• _Information supplied_:
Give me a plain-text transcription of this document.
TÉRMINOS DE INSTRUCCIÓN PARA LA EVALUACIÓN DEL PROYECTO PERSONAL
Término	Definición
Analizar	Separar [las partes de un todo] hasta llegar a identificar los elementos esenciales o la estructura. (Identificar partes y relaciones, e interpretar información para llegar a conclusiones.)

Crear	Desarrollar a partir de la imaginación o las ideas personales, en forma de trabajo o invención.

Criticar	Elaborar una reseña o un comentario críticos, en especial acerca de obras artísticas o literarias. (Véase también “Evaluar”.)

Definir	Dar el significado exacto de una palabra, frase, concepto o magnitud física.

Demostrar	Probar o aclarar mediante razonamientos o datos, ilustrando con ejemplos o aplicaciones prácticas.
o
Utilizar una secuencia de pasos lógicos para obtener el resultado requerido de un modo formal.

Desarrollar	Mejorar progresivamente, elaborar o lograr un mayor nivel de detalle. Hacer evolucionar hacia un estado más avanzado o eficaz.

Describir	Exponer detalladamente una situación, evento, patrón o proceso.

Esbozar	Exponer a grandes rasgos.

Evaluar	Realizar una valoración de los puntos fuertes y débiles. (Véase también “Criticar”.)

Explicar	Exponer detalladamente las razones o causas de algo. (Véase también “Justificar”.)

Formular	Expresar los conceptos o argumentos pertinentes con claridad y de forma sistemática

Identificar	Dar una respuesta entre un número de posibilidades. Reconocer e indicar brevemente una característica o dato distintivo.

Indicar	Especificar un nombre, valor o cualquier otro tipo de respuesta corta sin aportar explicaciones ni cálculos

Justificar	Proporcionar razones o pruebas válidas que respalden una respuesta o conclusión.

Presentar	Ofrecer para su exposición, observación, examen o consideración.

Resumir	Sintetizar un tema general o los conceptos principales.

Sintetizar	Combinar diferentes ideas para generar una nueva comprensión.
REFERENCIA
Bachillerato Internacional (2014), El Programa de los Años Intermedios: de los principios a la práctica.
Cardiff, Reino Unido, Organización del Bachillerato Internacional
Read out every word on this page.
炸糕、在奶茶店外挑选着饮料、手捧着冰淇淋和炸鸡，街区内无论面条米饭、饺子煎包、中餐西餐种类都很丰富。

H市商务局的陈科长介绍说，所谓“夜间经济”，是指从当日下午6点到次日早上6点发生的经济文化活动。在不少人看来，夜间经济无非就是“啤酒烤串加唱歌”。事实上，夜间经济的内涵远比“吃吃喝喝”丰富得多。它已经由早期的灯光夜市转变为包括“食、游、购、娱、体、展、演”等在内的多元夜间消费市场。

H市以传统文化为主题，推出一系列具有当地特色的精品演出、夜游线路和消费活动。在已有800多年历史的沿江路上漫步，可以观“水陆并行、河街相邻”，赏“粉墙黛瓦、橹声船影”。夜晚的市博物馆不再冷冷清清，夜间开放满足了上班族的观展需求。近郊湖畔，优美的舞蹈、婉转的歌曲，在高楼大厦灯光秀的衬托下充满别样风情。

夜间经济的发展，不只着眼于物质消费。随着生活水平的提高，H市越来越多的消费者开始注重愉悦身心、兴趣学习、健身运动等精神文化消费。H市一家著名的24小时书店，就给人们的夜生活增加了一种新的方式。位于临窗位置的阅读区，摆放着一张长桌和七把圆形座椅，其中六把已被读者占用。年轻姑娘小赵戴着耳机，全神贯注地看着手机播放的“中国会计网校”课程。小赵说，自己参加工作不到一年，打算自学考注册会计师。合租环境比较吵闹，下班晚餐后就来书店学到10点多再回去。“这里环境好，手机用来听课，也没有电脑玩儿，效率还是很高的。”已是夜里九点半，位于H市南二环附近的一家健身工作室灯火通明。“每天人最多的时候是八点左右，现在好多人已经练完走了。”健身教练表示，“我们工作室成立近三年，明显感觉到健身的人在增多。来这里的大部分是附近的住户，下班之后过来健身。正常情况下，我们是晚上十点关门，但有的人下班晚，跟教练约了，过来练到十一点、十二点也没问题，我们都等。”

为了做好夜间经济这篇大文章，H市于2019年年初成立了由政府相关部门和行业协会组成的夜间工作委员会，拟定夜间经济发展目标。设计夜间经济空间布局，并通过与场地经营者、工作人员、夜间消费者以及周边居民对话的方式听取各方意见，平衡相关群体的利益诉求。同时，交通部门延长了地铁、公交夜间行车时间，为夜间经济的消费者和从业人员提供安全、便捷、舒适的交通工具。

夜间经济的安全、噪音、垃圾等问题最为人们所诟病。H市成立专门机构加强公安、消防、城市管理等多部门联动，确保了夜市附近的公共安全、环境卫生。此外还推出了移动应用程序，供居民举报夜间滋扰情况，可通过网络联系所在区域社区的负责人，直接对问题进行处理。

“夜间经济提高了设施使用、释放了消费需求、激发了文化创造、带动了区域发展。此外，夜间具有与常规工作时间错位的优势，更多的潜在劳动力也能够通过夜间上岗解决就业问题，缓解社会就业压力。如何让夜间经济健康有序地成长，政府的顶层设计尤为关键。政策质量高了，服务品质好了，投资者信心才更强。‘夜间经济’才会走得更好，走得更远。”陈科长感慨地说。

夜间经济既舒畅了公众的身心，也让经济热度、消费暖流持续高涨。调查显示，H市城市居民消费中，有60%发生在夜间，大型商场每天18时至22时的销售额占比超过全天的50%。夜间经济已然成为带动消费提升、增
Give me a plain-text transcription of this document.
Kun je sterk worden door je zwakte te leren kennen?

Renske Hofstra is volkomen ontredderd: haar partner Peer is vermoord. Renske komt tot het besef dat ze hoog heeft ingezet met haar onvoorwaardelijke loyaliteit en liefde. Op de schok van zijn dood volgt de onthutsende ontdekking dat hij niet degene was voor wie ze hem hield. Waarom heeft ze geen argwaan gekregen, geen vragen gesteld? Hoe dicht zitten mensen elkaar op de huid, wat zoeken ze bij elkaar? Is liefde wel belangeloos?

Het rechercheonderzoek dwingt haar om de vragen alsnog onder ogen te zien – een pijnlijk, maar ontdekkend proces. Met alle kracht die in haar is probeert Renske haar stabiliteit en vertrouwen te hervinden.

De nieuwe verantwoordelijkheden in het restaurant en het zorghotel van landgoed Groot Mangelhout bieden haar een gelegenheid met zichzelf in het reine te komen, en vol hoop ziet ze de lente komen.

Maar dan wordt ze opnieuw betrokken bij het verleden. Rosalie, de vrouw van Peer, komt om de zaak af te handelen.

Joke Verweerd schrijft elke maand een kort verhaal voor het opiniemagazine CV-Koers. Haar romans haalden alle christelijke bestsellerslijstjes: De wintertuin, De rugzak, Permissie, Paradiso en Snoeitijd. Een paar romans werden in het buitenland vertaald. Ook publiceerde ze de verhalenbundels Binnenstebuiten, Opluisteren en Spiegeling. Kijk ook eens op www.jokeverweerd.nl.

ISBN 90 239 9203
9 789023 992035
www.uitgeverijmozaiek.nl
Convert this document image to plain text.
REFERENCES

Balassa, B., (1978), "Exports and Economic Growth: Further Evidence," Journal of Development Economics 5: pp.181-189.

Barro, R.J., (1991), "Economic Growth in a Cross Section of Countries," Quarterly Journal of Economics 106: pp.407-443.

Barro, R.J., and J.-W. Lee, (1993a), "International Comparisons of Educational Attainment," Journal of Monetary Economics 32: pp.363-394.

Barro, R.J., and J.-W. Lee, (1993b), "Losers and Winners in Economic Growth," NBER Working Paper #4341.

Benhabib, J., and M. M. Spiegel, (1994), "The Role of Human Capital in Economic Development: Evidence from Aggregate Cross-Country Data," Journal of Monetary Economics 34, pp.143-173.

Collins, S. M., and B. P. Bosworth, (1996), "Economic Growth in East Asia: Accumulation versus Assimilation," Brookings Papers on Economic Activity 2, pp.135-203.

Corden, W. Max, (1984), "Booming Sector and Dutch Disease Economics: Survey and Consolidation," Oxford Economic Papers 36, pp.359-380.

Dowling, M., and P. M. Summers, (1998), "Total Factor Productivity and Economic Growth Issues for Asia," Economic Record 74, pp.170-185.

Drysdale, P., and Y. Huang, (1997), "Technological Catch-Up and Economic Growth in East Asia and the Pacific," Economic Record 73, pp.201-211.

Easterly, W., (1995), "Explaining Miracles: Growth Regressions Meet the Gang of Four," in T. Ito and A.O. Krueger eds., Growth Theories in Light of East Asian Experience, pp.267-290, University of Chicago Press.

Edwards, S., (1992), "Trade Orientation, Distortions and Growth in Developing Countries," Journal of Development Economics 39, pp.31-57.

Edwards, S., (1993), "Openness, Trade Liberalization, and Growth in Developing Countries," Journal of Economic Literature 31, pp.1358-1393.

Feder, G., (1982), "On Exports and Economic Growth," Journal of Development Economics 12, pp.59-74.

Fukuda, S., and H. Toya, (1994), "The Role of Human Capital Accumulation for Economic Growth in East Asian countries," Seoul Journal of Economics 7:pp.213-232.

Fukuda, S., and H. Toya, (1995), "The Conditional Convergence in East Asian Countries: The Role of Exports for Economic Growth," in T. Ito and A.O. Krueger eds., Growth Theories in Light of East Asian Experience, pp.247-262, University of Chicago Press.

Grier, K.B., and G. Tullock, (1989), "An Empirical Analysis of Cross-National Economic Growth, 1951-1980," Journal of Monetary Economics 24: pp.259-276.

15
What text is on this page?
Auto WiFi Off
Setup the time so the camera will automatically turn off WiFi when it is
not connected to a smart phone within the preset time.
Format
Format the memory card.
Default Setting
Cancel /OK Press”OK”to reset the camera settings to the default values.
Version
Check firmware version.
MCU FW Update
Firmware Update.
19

• _Goal of the exercise_: Determine how many lines of the listing hold the word "komt" and reply with that figure alone.

• _Response to this exercise_: 2